(EXCERPT TO READ):
=-=-=

Nate Silver, a statistician and the founder of polling aggregator FiveThirtyEight, has shared his thoughts on why it won’t be so easy for Vice President Kamala Harris to beat Donald Trump in the race to the White House.
In a post on X, formerly known as Twitter, on Thursday, he shared an article published by the New Republic, highlighting a portion that says Harris “should be trouncing Trump.”
The article, titled “Kamala Harris’s Momentum Is Gone,” discusses some of Trump’s more extreme policies, and reads: “He is, by every metric, more dangerous than he was when he left office four years ago. And yet, most polls show him having a roughly 50–50 chance of returning to the White House in January—which, understandably, has Democrats in a panic.”
In response, Silver wrote, “I get annoyed by claims like this because they use ‘should’ in the ‘ought’ sense of the is/ought distinction. The two prior Trump elections were close in the Electoral College. This one is, too. Maybe it ‘should’ be easy to trounce Trump, but it isn’t.”

Statistician and founder of FiveThirtyEight Nate Silver speaks at the Mackinac Policy Conference on Mackinac Island, Michigan on May 28, 2015. Silver recently posted on X about why it will be difficult for Kamala Harris to beat Donald Trump.
Tanya Moutzalias/Associated Press
Known for his predictions regarding the results of presidential elections, as well as his statistical models tracking the results of political polls, Silver went on to explain why he thinks this could be, writing, “And Harris probably faces a tougher environment than Clinton ’16 or Biden ’20. Incumbent parties around the world are struggling, cultural pendulum swinging conservative, inflation and immigration are big deals to voters, plus Biden f**cked up and should have quit sooner.”
Newsweek contacted a spokesperson for Harris for comment via email outside of business hours.
Silver recently said that to win the presidency, he believes Harris needs to gain the votes of the “roughly three percent of the remaining truly undecided voters” and gain the support of some of the “weird” voters.
Silver’s latest forecast predicts Trump’s victory, putting him ahead of Harris to win the presidency for the first time since September 19. It sees Trump maintaining a 50.2 percent chance of winning to Harris’ 49.5 percent chance.
The model does place Harris ahead in terms of the popular vote, with a 75 percent change of winning.
In Silver’s latest post on the Silver Bulletin website about Trump’s lead, he wrote that while these “small shifts” are not especially significant, as “life is full of arbitrary numerical thresholds.” He added that “the daily shifts have mostly worked in Trump’s favor.”

=-=-=

(PROVIDED DATA):
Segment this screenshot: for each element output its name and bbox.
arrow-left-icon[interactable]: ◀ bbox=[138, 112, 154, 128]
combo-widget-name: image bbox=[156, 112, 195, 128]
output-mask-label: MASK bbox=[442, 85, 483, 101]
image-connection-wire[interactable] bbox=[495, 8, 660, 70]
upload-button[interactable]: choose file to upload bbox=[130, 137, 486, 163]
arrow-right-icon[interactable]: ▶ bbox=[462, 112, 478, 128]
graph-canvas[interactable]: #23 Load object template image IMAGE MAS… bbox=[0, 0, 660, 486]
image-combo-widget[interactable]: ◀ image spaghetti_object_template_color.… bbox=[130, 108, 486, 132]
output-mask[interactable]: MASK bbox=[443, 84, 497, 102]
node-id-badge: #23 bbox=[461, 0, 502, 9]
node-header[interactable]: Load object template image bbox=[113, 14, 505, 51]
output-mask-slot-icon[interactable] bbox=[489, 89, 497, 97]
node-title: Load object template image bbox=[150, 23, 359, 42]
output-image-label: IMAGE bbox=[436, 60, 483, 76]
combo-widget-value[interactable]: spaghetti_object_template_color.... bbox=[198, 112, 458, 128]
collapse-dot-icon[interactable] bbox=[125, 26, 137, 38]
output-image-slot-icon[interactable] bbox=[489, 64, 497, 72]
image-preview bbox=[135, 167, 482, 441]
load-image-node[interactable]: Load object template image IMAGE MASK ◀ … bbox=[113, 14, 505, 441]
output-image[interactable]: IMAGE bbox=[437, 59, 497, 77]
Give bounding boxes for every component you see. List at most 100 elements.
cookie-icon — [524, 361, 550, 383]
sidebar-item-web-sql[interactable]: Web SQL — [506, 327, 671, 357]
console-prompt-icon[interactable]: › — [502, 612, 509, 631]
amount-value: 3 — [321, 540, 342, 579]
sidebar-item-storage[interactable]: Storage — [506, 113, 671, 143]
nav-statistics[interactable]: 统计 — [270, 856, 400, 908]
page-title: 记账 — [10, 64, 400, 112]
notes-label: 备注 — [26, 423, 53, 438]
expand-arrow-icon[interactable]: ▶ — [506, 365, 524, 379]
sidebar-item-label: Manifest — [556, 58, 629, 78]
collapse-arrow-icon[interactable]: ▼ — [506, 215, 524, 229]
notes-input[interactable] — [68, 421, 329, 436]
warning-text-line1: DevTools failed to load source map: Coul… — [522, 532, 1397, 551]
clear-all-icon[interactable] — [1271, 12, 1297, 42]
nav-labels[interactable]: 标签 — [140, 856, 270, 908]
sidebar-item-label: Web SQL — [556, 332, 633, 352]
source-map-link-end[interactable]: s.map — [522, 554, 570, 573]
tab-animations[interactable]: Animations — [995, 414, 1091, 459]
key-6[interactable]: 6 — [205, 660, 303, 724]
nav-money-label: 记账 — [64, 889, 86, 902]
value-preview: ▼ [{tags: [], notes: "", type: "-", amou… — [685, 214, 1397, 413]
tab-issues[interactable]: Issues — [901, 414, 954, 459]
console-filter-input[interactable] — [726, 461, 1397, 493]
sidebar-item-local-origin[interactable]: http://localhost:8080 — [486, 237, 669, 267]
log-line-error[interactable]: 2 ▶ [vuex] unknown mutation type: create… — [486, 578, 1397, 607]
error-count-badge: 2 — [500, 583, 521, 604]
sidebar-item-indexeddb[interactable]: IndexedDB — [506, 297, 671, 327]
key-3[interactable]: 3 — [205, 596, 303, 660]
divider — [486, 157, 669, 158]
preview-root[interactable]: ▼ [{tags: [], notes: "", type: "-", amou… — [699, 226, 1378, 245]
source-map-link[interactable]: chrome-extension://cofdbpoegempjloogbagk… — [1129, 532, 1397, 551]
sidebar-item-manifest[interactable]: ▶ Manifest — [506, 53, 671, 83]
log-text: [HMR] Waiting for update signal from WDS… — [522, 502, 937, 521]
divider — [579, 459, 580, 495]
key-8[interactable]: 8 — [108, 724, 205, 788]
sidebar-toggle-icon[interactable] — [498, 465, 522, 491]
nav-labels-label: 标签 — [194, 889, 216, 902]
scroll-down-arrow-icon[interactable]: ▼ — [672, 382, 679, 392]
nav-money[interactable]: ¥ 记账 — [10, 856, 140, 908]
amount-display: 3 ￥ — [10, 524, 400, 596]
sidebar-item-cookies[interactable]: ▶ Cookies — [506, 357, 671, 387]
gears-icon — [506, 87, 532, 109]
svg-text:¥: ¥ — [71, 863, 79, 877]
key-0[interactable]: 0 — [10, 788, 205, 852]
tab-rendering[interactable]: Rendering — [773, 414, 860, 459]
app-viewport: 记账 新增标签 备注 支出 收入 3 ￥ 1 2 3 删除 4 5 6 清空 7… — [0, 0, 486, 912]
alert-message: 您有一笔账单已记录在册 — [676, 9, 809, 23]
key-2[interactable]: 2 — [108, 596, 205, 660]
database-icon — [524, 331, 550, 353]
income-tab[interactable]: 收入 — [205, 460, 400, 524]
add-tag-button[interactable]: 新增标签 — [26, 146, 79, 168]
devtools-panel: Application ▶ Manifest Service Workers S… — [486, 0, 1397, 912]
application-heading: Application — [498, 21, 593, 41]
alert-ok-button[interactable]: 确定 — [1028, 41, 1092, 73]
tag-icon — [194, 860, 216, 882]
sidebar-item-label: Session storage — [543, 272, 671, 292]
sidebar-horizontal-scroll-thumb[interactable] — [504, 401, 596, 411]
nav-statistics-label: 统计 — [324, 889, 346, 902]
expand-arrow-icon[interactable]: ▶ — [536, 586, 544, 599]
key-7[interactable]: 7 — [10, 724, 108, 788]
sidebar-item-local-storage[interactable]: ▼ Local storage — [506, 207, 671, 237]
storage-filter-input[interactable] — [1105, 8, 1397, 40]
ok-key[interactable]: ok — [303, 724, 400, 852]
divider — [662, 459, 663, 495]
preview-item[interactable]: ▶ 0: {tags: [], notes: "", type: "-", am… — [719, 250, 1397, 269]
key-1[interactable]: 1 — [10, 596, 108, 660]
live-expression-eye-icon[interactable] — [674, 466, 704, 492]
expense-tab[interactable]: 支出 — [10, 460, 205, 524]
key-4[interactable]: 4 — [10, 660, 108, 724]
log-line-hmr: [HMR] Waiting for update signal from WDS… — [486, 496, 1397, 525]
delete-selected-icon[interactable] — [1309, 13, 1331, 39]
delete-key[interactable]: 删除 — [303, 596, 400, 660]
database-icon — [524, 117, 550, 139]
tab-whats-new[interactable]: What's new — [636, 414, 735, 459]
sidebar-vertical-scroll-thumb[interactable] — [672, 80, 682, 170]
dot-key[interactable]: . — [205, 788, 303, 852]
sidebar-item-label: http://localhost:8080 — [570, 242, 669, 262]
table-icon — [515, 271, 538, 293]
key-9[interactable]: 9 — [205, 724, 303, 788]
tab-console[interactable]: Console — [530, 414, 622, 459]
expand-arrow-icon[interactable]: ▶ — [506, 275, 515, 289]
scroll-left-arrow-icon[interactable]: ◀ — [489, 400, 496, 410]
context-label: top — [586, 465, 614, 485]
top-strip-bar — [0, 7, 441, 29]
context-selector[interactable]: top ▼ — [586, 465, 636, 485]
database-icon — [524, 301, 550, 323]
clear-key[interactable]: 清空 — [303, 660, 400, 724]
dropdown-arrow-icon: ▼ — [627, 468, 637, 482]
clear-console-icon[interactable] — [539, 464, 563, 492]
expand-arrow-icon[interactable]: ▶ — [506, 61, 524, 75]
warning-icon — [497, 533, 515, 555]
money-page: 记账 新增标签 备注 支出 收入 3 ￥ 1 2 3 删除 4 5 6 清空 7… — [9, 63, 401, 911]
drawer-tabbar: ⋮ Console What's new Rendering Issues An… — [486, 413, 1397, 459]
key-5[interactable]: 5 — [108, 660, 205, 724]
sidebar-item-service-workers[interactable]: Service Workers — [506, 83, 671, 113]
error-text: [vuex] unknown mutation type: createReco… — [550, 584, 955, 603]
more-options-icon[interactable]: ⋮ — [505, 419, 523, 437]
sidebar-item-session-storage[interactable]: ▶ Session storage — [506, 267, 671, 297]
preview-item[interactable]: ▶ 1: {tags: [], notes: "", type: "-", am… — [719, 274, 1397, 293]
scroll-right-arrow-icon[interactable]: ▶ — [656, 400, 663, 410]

=-=-=

In the article on Nate Silver's view of the Harris–Trump race, list every reason Silver gives for Harris probably facing a tougher environment than Clinton in 2016 or Biden in 2020. The rows come from a separate source unrelated to the text.

(ANSWER SECTION):
- Incumbent parties around the world are struggling.
- The cultural pendulum is swinging conservative.
- Inflation and immigration are big deals to voters.
- Biden messed up and should have quit sooner.